— Do this —
In your copy, reproduce the entries exactly as they are, minus the images.

— Supplied information —
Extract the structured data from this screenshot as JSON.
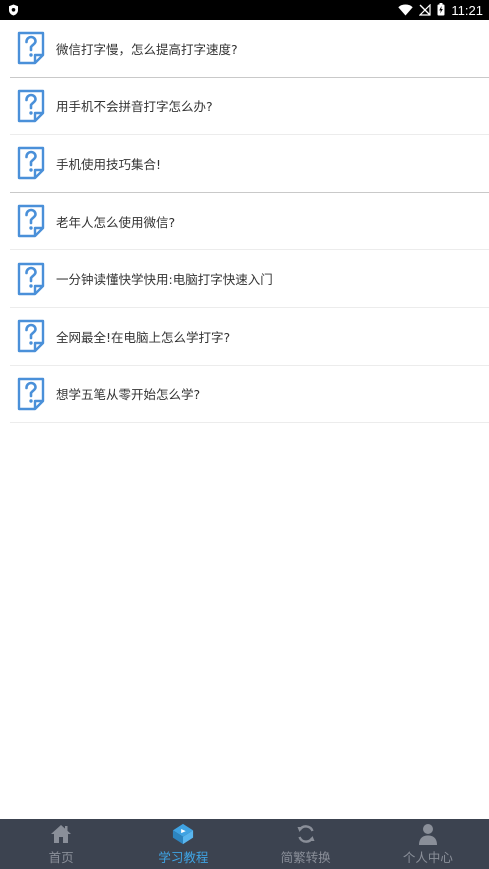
{
  "status_bar": {
    "time": "11:21"
  },
  "colors": {
    "icon_blue": "#4a90d9",
    "nav_background": "#3c4350",
    "nav_active": "#3fa3e3",
    "nav_inactive": "#8a8f99"
  },
  "list": {
    "items": [
      {
        "label": "微信打字慢，怎么提高打字速度?",
        "icon": "question-doc-icon"
      },
      {
        "label": "用手机不会拼音打字怎么办?",
        "icon": "question-doc-icon"
      },
      {
        "label": "手机使用技巧集合!",
        "icon": "question-doc-icon"
      },
      {
        "label": "老年人怎么使用微信?",
        "icon": "question-doc-icon"
      },
      {
        "label": "一分钟读懂快学快用:电脑打字快速入门",
        "icon": "question-doc-icon"
      },
      {
        "label": "全网最全!在电脑上怎么学打字?",
        "icon": "question-doc-icon"
      },
      {
        "label": "想学五笔从零开始怎么学?",
        "icon": "question-doc-icon"
      }
    ]
  },
  "bottom_nav": {
    "items": [
      {
        "label": "首页",
        "icon": "home-icon",
        "active": false
      },
      {
        "label": "学习教程",
        "icon": "tutorial-icon",
        "active": true
      },
      {
        "label": "简繁转换",
        "icon": "convert-icon",
        "active": false
      },
      {
        "label": "个人中心",
        "icon": "user-icon",
        "active": false
      }
    ]
  }
}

— Result for this task —
Extract the structured data from this screenshot as JSON.
{
  "status_bar": {
    "time": "11:21"
  },
  "colors": {
    "icon_blue": "#4a90d9",
    "nav_background": "#3c4350",
    "nav_active": "#3fa3e3",
    "nav_inactive": "#8a8f99"
  },
  "list": {
    "items": [
      {
        "label": "微信打字慢，怎么提高打字速度?",
        "icon": "question-doc-icon"
      },
      {
        "label": "用手机不会拼音打字怎么办?",
        "icon": "question-doc-icon"
      },
      {
        "label": "手机使用技巧集合!",
        "icon": "question-doc-icon"
      },
      {
        "label": "老年人怎么使用微信?",
        "icon": "question-doc-icon"
      },
      {
        "label": "一分钟读懂快学快用:电脑打字快速入门",
        "icon": "question-doc-icon"
      },
      {
        "label": "全网最全!在电脑上怎么学打字?",
        "icon": "question-doc-icon"
      },
      {
        "label": "想学五笔从零开始怎么学?",
        "icon": "question-doc-icon"
      }
    ]
  },
  "bottom_nav": {
    "items": [
      {
        "label": "首页",
        "icon": "home-icon",
        "active": false
      },
      {
        "label": "学习教程",
        "icon": "tutorial-icon",
        "active": true
      },
      {
        "label": "简繁转换",
        "icon": "convert-icon",
        "active": false
      },
      {
        "label": "个人中心",
        "icon": "user-icon",
        "active": false
      }
    ]
  }
}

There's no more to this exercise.